(Records contained in a dataset)

-------

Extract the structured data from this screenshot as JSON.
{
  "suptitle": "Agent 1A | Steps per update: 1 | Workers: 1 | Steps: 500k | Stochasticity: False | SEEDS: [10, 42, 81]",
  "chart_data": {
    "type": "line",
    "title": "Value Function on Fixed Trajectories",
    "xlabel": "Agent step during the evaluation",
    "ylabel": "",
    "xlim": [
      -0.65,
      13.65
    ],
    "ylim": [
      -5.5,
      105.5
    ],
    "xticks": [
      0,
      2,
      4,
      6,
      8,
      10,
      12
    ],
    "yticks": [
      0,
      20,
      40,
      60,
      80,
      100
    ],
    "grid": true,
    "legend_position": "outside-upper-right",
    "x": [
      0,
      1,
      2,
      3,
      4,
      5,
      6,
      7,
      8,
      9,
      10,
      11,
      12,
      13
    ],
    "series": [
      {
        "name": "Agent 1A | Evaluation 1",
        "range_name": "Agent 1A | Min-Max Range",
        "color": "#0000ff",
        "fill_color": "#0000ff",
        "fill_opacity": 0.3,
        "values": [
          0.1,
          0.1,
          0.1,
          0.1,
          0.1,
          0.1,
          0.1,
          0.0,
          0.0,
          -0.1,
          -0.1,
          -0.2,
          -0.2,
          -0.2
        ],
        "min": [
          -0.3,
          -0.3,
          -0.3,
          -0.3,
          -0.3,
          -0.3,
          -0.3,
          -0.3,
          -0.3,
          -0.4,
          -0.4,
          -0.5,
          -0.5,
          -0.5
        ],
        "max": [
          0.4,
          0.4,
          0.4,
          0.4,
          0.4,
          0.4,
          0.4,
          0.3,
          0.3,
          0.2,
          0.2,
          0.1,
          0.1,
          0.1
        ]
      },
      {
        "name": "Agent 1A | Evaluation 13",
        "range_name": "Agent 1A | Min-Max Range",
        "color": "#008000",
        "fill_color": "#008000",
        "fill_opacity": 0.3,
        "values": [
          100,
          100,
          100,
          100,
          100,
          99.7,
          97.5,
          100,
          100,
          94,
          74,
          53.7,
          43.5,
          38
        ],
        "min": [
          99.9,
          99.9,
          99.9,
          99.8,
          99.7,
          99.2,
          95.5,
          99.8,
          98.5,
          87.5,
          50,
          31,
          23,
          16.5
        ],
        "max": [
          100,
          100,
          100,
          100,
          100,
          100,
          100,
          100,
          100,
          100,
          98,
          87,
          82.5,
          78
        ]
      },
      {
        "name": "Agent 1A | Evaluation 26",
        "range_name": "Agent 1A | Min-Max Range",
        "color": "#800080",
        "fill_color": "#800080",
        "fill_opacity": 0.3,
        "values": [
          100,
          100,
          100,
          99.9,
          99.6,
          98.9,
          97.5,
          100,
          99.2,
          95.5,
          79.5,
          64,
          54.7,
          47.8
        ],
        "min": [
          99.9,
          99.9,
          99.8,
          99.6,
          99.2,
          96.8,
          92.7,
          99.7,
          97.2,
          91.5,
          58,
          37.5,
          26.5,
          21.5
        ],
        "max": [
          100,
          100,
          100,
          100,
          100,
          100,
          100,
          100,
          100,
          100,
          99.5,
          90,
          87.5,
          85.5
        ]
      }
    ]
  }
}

-------

JOB: Print the records above in full, exactly.

OUTPUT:
Extract the structured data from this screenshot as JSON.
{
  "suptitle": "Agent 1A | Steps per update: 1 | Workers: 1 | Steps: 500k | Stochasticity: False | SEEDS: [10, 42, 81]",
  "chart_data": {
    "type": "line",
    "title": "Value Function on Fixed Trajectories",
    "xlabel": "Agent step during the evaluation",
    "ylabel": "",
    "xlim": [
      -0.65,
      13.65
    ],
    "ylim": [
      -5.5,
      105.5
    ],
    "xticks": [
      0,
      2,
      4,
      6,
      8,
      10,
      12
    ],
    "yticks": [
      0,
      20,
      40,
      60,
      80,
      100
    ],
    "grid": true,
    "legend_position": "outside-upper-right",
    "x": [
      0,
      1,
      2,
      3,
      4,
      5,
      6,
      7,
      8,
      9,
      10,
      11,
      12,
      13
    ],
    "series": [
      {
        "name": "Agent 1A | Evaluation 1",
        "range_name": "Agent 1A | Min-Max Range",
        "color": "#0000ff",
        "fill_color": "#0000ff",
        "fill_opacity": 0.3,
        "values": [
          0.1,
          0.1,
          0.1,
          0.1,
          0.1,
          0.1,
          0.1,
          0.0,
          0.0,
          -0.1,
          -0.1,
          -0.2,
          -0.2,
          -0.2
        ],
        "min": [
          -0.3,
          -0.3,
          -0.3,
          -0.3,
          -0.3,
          -0.3,
          -0.3,
          -0.3,
          -0.3,
          -0.4,
          -0.4,
          -0.5,
          -0.5,
          -0.5
        ],
        "max": [
          0.4,
          0.4,
          0.4,
          0.4,
          0.4,
          0.4,
          0.4,
          0.3,
          0.3,
          0.2,
          0.2,
          0.1,
          0.1,
          0.1
        ]
      },
      {
        "name": "Agent 1A | Evaluation 13",
        "range_name": "Agent 1A | Min-Max Range",
        "color": "#008000",
        "fill_color": "#008000",
        "fill_opacity": 0.3,
        "values": [
          100,
          100,
          100,
          100,
          100,
          99.7,
          97.5,
          100,
          100,
          94,
          74,
          53.7,
          43.5,
          38
        ],
        "min": [
          99.9,
          99.9,
          99.9,
          99.8,
          99.7,
          99.2,
          95.5,
          99.8,
          98.5,
          87.5,
          50,
          31,
          23,
          16.5
        ],
        "max": [
          100,
          100,
          100,
          100,
          100,
          100,
          100,
          100,
          100,
          100,
          98,
          87,
          82.5,
          78
        ]
      },
      {
        "name": "Agent 1A | Evaluation 26",
        "range_name": "Agent 1A | Min-Max Range",
        "color": "#800080",
        "fill_color": "#800080",
        "fill_opacity": 0.3,
        "values": [
          100,
          100,
          100,
          99.9,
          99.6,
          98.9,
          97.5,
          100,
          99.2,
          95.5,
          79.5,
          64,
          54.7,
          47.8
        ],
        "min": [
          99.9,
          99.9,
          99.8,
          99.6,
          99.2,
          96.8,
          92.7,
          99.7,
          97.2,
          91.5,
          58,
          37.5,
          26.5,
          21.5
        ],
        "max": [
          100,
          100,
          100,
          100,
          100,
          100,
          100,
          100,
          100,
          100,
          99.5,
          90,
          87.5,
          85.5
        ]
      }
    ]
  }
}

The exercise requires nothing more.